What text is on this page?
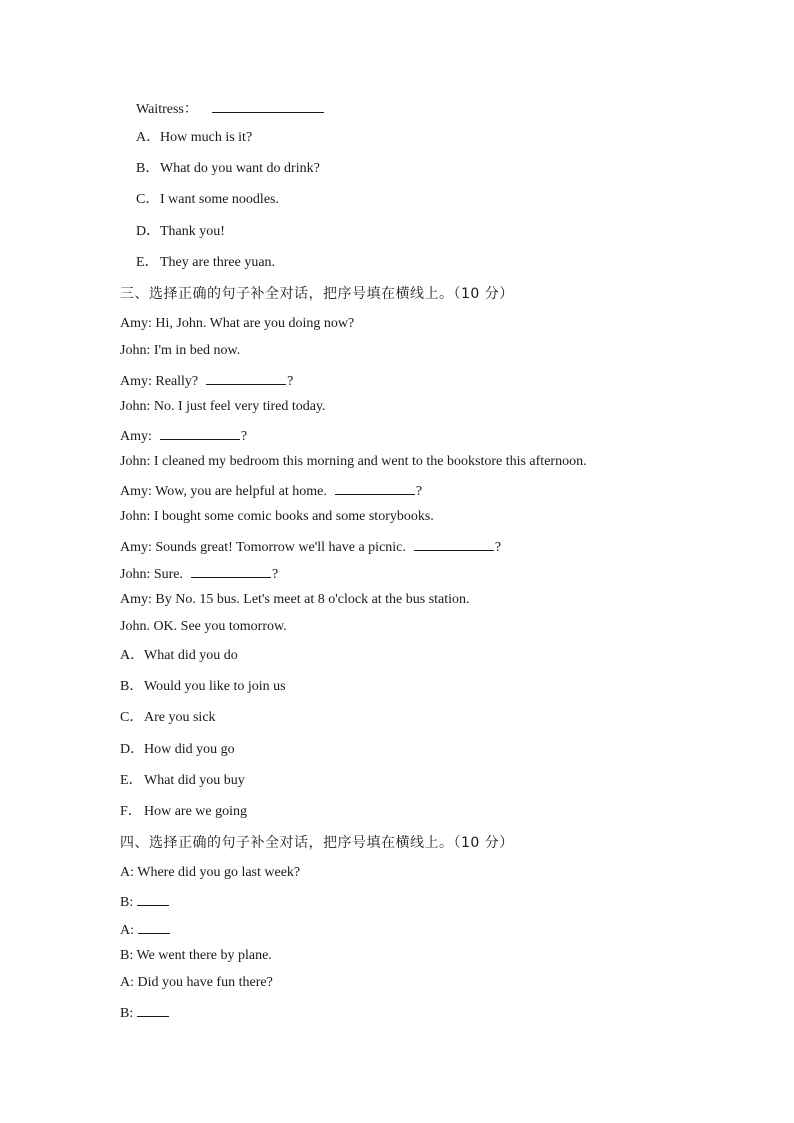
Waitress：
A．How much is it?
B．What do you want do drink?
C．I want some noodles.
D．Thank you!
E．They are three yuan.
三、选择正确的句子补全对话，把序号填在横线上。（10 分）
Amy: Hi, John. What are you doing now?
John: I'm in bed now.
Amy: Really?	?
John: No. I just feel very tired today.
Amy:	?
John: I cleaned my bedroom this morning and went to the bookstore this afternoon.
Amy: Wow, you are helpful at home.	?
John: I bought some comic books and some storybooks.
Amy: Sounds great! Tomorrow we'll have a picnic.	?
John: Sure.	?
Amy: By No. 15 bus. Let's meet at 8 o'clock at the bus station.
John. OK. See you tomorrow.
A．What did you do
B．Would you like to join us
C．Are you sick
D．How did you go
E．What did you buy
F． How are we going
四、选择正确的句子补全对话，把序号填在横线上。（10 分）
A: Where did you go last week?
B:
A:
B: We went there by plane.
A: Did you have fun there?
B:
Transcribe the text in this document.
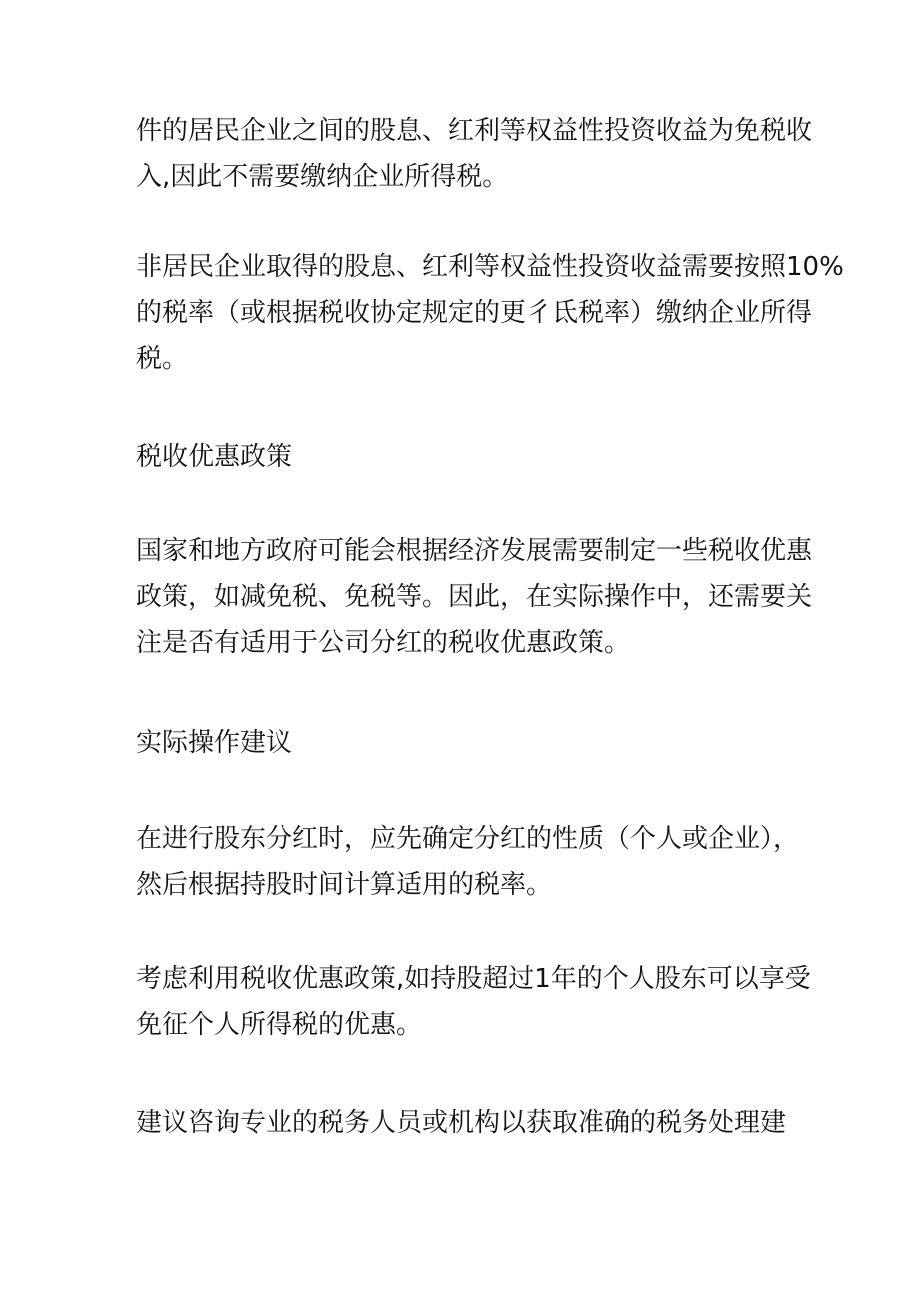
件的居民企业之间的股息、红利等权益性投资收益为免税收
入,因此不需要缴纳企业所得税。

非居民企业取得的股息、红利等权益性投资收益需要按照10%
的税率（或根据税收协定规定的更彳氐税率）缴纳企业所得
税。

税收优惠政策

国家和地方政府可能会根据经济发展需要制定一些税收优惠
政策，如减免税、免税等。因此，在实际操作中，还需要关
注是否有适用于公司分红的税收优惠政策。

实际操作建议

在进行股东分红时，应先确定分红的性质（个人或企业），
然后根据持股时间计算适用的税率。

考虑利用税收优惠政策,如持股超过1年的个人股东可以享受
免征个人所得税的优惠。

建议咨询专业的税务人员或机构以获取准确的税务处理建
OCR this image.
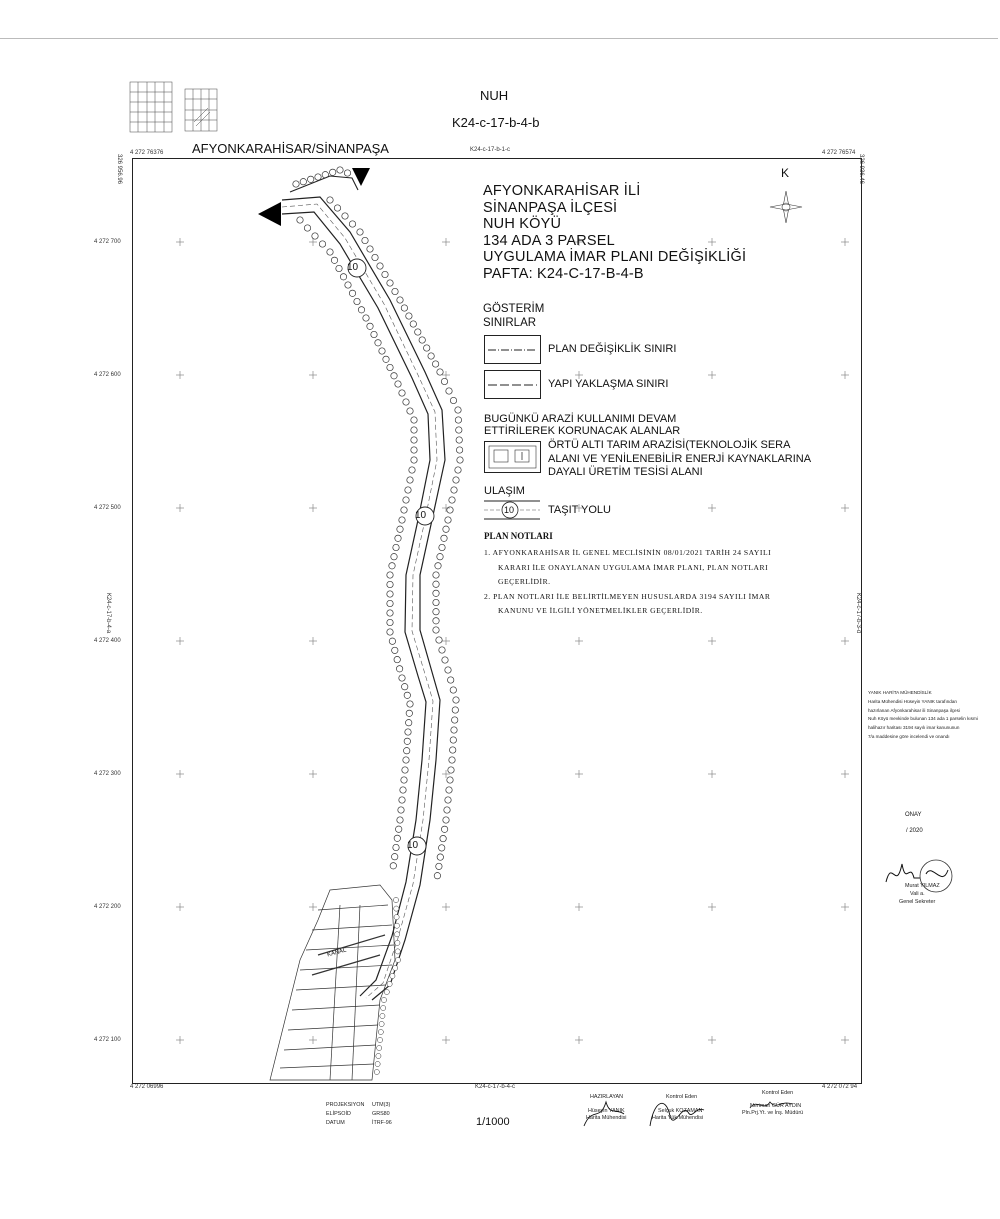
NUH
K24-c-17-b-4-b
AFYONKARAHİSAR/SİNANPAŞA	K24-c-17-b-1-c
K24-c-17-b-4-c
K24-c-17-b-4-a	K24-c-17-b-3-d
4 272 76376	4 272 76574
4 272 06996	4 272 072 94
4 272 700
4 272 600
4 272 500
4 272 400
4 272 300
4 272 200
4 272 100
326 956.96	326 936.46
K
10
10
10
KANAL
AFYONKARAHİSAR İLİ
SİNANPAŞA İLÇESİ
NUH KÖYÜ
134 ADA 3 PARSEL
UYGULAMA İMAR PLANI DEĞİŞİKLİĞİ
PAFTA: K24-C-17-B-4-B
GÖSTERİM
SINIRLAR
PLAN DEĞİŞİKLİK SINIRI
YAPI YAKLAŞMA SINIRI
BUGÜNKÜ ARAZİ KULLANIMI DEVAM
ETTİRİLEREK KORUNACAK ALANLAR
ÖRTÜ ALTI TARIM ARAZİSİ(TEKNOLOJİK SERA
ALANI VE YENİLENEBİLİR ENERJİ KAYNAKLARINA
DAYALI ÜRETİM TESİSİ ALANI
ULAŞIM
10	TAŞIT YOLU
PLAN NOTLARI
1. AFYONKARAHİSAR İL GENEL MECLİSİNİN 08/01/2021 TARİH 24 SAYILI
KARARI İLE ONAYLANAN UYGULAMA İMAR PLANI, PLAN NOTLARI
GEÇERLİDİR.
2. PLAN NOTLARI İLE BELİRTİLMEYEN HUSUSLARDA 3194 SAYILI İMAR
KANUNU VE İLGİLİ YÖNETMELİKLER GEÇERLİDİR.
YANIK HARİTA MÜHENDİSLİK
Harita Mühendisi Hüseyin YANIK tarafından
hazırlanan Afyonkarahisar ili Sinanpaşa ilçesi
Nuh Köyü mevkinde bulunan 134 ada 1 parselin kısmi
halihazır haritası 3194 sayılı imar kanununun
7/a maddesine göre incelendi ve onandı
ONAY
/ 2020
Murat YILMAZ
Vali a.
Genel Sekreter
PROJEKSIYON UTM(3)
ELİPSOİD	GRS80
DATUM	İTRF-96	1/1000
HAZIRLAYAN
Hüseyin YANIK
Harita Mühendisi
Kontrol Eden
Selçuk KOZAMAN
Harita Yük.Mühendisi
Kontrol Eden
Neriman GÜR AYDIN
Pln.Prj.Yt. ve İnş. Müdürü
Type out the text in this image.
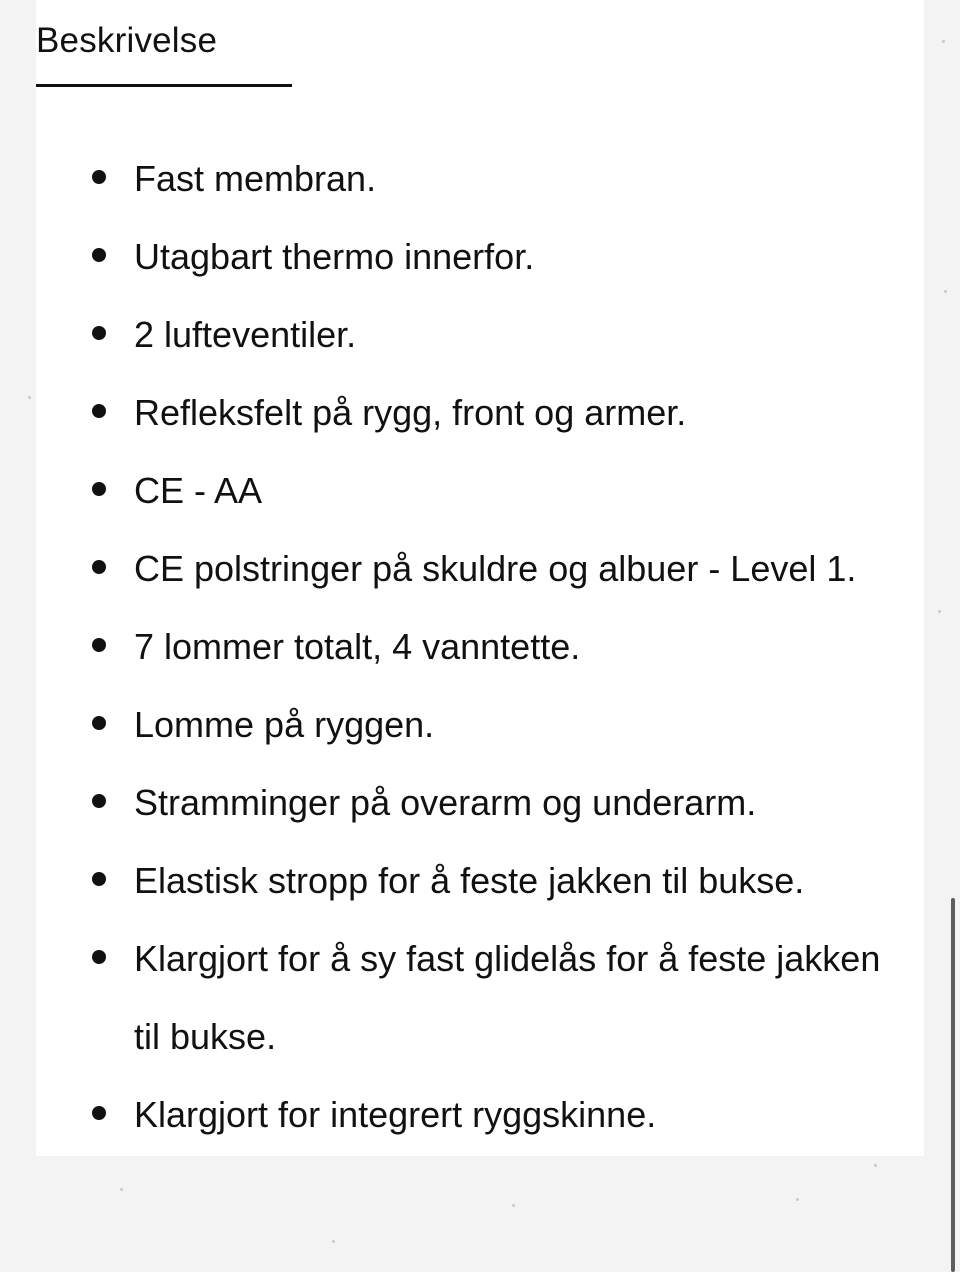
Beskrivelse
Fast membran.
Utagbart thermo innerfor.
2 lufteventiler.
Refleksfelt på rygg, front og armer.
CE - AA
CE polstringer på skuldre og albuer - Level 1.
7 lommer totalt, 4 vanntette.
Lomme på ryggen.
Stramminger på overarm og underarm.
Elastisk stropp for å feste jakken til bukse.
Klargjort for å sy fast glidelås for å feste jakken til bukse.
Klargjort for integrert ryggskinne.
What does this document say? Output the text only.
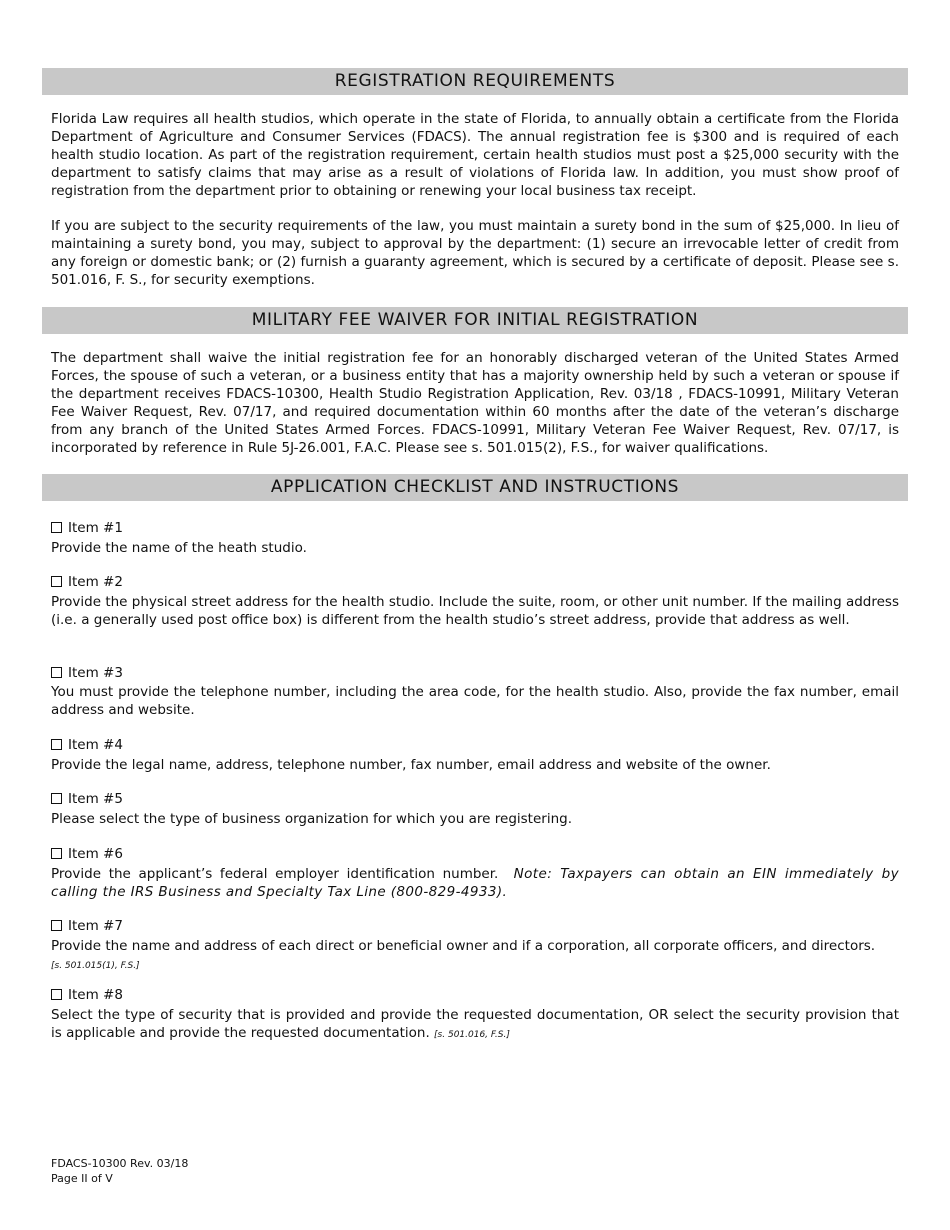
REGISTRATION REQUIREMENTS

Florida Law requires all health studios, which operate in the state of Florida, to annually obtain a certificate from the Florida Department of Agriculture and Consumer Services (FDACS). The annual registration fee is $300 and is required of each health studio location. As part of the registration requirement, certain health studios must post a $25,000 security with the department to satisfy claims that may arise as a result of violations of Florida law. In addition, you must show proof of registration from the department prior to obtaining or renewing your local business tax receipt.

If you are subject to the security requirements of the law, you must maintain a surety bond in the sum of $25,000. In lieu of maintaining a surety bond, you may, subject to approval by the department: (1) secure an irrevocable letter of credit from any foreign or domestic bank; or (2) furnish a guaranty agreement, which is secured by a certificate of deposit. Please see s. 501.016, F. S., for security exemptions.

MILITARY FEE WAIVER FOR INITIAL REGISTRATION

The department shall waive the initial registration fee for an honorably discharged veteran of the United States Armed Forces, the spouse of such a veteran, or a business entity that has a majority ownership held by such a veteran or spouse if the department receives FDACS-10300, Health Studio Registration Application, Rev. 03/18 , FDACS-10991, Military Veteran Fee Waiver Request, Rev. 07/17, and required documentation within 60 months after the date of the veteran’s discharge from any branch of the United States Armed Forces. FDACS-10991, Military Veteran Fee Waiver Request, Rev. 07/17, is incorporated by reference in Rule 5J-26.001, F.A.C. Please see s. 501.015(2), F.S., for waiver qualifications.

APPLICATION CHECKLIST AND INSTRUCTIONS
Item #1

Provide the name of the heath studio.

Item #2

Provide the physical street address for the health studio. Include the suite, room, or other unit number. If the mailing address (i.e. a generally used post office box) is different from the health studio’s street address, provide that address as well.

Item #3

You must provide the telephone number, including the area code, for the health studio. Also, provide the fax number, email address and website.

Item #4

Provide the legal name, address, telephone number, fax number, email address and website of the owner.

Item #5

Please select the type of business organization for which you are registering.

Item #6

Provide the applicant’s federal employer identification number. Note: Taxpayers can obtain an EIN immediately by calling the IRS Business and Specialty Tax Line (800-829-4933).

Item #7

Provide the name and address of each direct or beneficial owner and if a corporation, all corporate officers, and directors.
[s. 501.015(1), F.S.]

Item #8

Select the type of security that is provided and provide the requested documentation, OR select the security provision that is applicable and provide the requested documentation. [s. 501.016, F.S.]

FDACS-10300 Rev. 03/18
Page II of V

# [WHAT IS BEING ASKED]
Restate the entire listing word for word, excluding pictures.

# [ANSWER FOR THIS EXERCISE]
What text is on this page?
Waitress：
A．How much is it?
B．What do you want do drink?
C．I want some noodles.
D．Thank you!
E．They are three yuan.
三、选择正确的句子补全对话，把序号填在横线上。（10 分）
Amy: Hi, John. What are you doing now?
John: I'm in bed now.
Amy: Really?	?
John: No. I just feel very tired today.
Amy:	?
John: I cleaned my bedroom this morning and went to the bookstore this afternoon.
Amy: Wow, you are helpful at home.	?
John: I bought some comic books and some storybooks.
Amy: Sounds great! Tomorrow we'll have a picnic.	?
John: Sure.	?
Amy: By No. 15 bus. Let's meet at 8 o'clock at the bus station.
John. OK. See you tomorrow.
A．What did you do
B．Would you like to join us
C．Are you sick
D．How did you go
E．What did you buy
F． How are we going
四、选择正确的句子补全对话，把序号填在横线上。（10 分）
A: Where did you go last week?
B:
A:
B: We went there by plane.
A: Did you have fun there?
B:
Transcribe the text in this document.
件的居民企业之间的股息、红利等权益性投资收益为免税收
入,因此不需要缴纳企业所得税。

非居民企业取得的股息、红利等权益性投资收益需要按照10%
的税率（或根据税收协定规定的更彳氐税率）缴纳企业所得
税。

税收优惠政策

国家和地方政府可能会根据经济发展需要制定一些税收优惠
政策，如减免税、免税等。因此，在实际操作中，还需要关
注是否有适用于公司分红的税收优惠政策。

实际操作建议

在进行股东分红时，应先确定分红的性质（个人或企业），
然后根据持股时间计算适用的税率。

考虑利用税收优惠政策,如持股超过1年的个人股东可以享受
免征个人所得税的优惠。

建议咨询专业的税务人员或机构以获取准确的税务处理建
OCR this image.
NUH
K24-c-17-b-4-b
AFYONKARAHİSAR/SİNANPAŞA	K24-c-17-b-1-c
K24-c-17-b-4-c
K24-c-17-b-4-a	K24-c-17-b-3-d
4 272 76376	4 272 76574
4 272 06996	4 272 072 94
4 272 700
4 272 600
4 272 500
4 272 400
4 272 300
4 272 200
4 272 100
326 956.96	326 936.46
K
10
10
10
KANAL
AFYONKARAHİSAR İLİ
SİNANPAŞA İLÇESİ
NUH KÖYÜ
134 ADA 3 PARSEL
UYGULAMA İMAR PLANI DEĞİŞİKLİĞİ
PAFTA: K24-C-17-B-4-B
GÖSTERİM
SINIRLAR
PLAN DEĞİŞİKLİK SINIRI
YAPI YAKLAŞMA SINIRI
BUGÜNKÜ ARAZİ KULLANIMI DEVAM
ETTİRİLEREK KORUNACAK ALANLAR
ÖRTÜ ALTI TARIM ARAZİSİ(TEKNOLOJİK SERA
ALANI VE YENİLENEBİLİR ENERJİ KAYNAKLARINA
DAYALI ÜRETİM TESİSİ ALANI
ULAŞIM
10	TAŞIT YOLU
PLAN NOTLARI
1. AFYONKARAHİSAR İL GENEL MECLİSİNİN 08/01/2021 TARİH 24 SAYILI
KARARI İLE ONAYLANAN UYGULAMA İMAR PLANI, PLAN NOTLARI
GEÇERLİDİR.
2. PLAN NOTLARI İLE BELİRTİLMEYEN HUSUSLARDA 3194 SAYILI İMAR
KANUNU VE İLGİLİ YÖNETMELİKLER GEÇERLİDİR.
YANIK HARİTA MÜHENDİSLİK
Harita Mühendisi Hüseyin YANIK tarafından
hazırlanan Afyonkarahisar ili Sinanpaşa ilçesi
Nuh Köyü mevkinde bulunan 134 ada 1 parselin kısmi
halihazır haritası 3194 sayılı imar kanununun
7/a maddesine göre incelendi ve onandı
ONAY
/ 2020
Murat YILMAZ
Vali a.
Genel Sekreter
PROJEKSIYON UTM(3)
ELİPSOİD	GRS80
DATUM	İTRF-96	1/1000
HAZIRLAYAN
Hüseyin YANIK
Harita Mühendisi
Kontrol Eden
Selçuk KOZAMAN
Harita Yük.Mühendisi
Kontrol Eden
Neriman GÜR AYDIN
Pln.Prj.Yt. ve İnş. Müdürü
Type out the text in this image.
Beskrivelse
Fast membran.
Utagbart thermo innerfor.
2 lufteventiler.
Refleksfelt på rygg, front og armer.
CE - AA
CE polstringer på skuldre og albuer - Level 1.
7 lommer totalt, 4 vanntette.
Lomme på ryggen.
Stramminger på overarm og underarm.
Elastisk stropp for å feste jakken til bukse.
Klargjort for å sy fast glidelås for å feste jakken til bukse.
Klargjort for integrert ryggskinne.
What does this document say? Output the text only.
REGISTRATION REQUIREMENTS

Florida Law requires all health studios, which operate in the state of Florida, to annually obtain a certificate from the Florida Department of Agriculture and Consumer Services (FDACS). The annual registration fee is $300 and is required of each health studio location. As part of the registration requirement, certain health studios must post a $25,000 security with the department to satisfy claims that may arise as a result of violations of Florida law. In addition, you must show proof of registration from the department prior to obtaining or renewing your local business tax receipt.

If you are subject to the security requirements of the law, you must maintain a surety bond in the sum of $25,000. In lieu of maintaining a surety bond, you may, subject to approval by the department: (1) secure an irrevocable letter of credit from any foreign or domestic bank; or (2) furnish a guaranty agreement, which is secured by a certificate of deposit. Please see s. 501.016, F. S., for security exemptions.

MILITARY FEE WAIVER FOR INITIAL REGISTRATION

The department shall waive the initial registration fee for an honorably discharged veteran of the United States Armed Forces, the spouse of such a veteran, or a business entity that has a majority ownership held by such a veteran or spouse if the department receives FDACS-10300, Health Studio Registration Application, Rev. 03/18 , FDACS-10991, Military Veteran Fee Waiver Request, Rev. 07/17, and required documentation within 60 months after the date of the veteran’s discharge from any branch of the United States Armed Forces. FDACS-10991, Military Veteran Fee Waiver Request, Rev. 07/17, is incorporated by reference in Rule 5J-26.001, F.A.C. Please see s. 501.015(2), F.S., for waiver qualifications.

APPLICATION CHECKLIST AND INSTRUCTIONS
Item #1

Provide the name of the heath studio.

Item #2

Provide the physical street address for the health studio. Include the suite, room, or other unit number. If the mailing address (i.e. a generally used post office box) is different from the health studio’s street address, provide that address as well.

Item #3

You must provide the telephone number, including the area code, for the health studio. Also, provide the fax number, email address and website.

Item #4

Provide the legal name, address, telephone number, fax number, email address and website of the owner.

Item #5

Please select the type of business organization for which you are registering.

Item #6

Provide the applicant’s federal employer identification number. Note: Taxpayers can obtain an EIN immediately by calling the IRS Business and Specialty Tax Line (800-829-4933).

Item #7

Provide the name and address of each direct or beneficial owner and if a corporation, all corporate officers, and directors.
[s. 501.015(1), F.S.]

Item #8

Select the type of security that is provided and provide the requested documentation, OR select the security provision that is applicable and provide the requested documentation. [s. 501.016, F.S.]

FDACS-10300 Rev. 03/18
Page II of V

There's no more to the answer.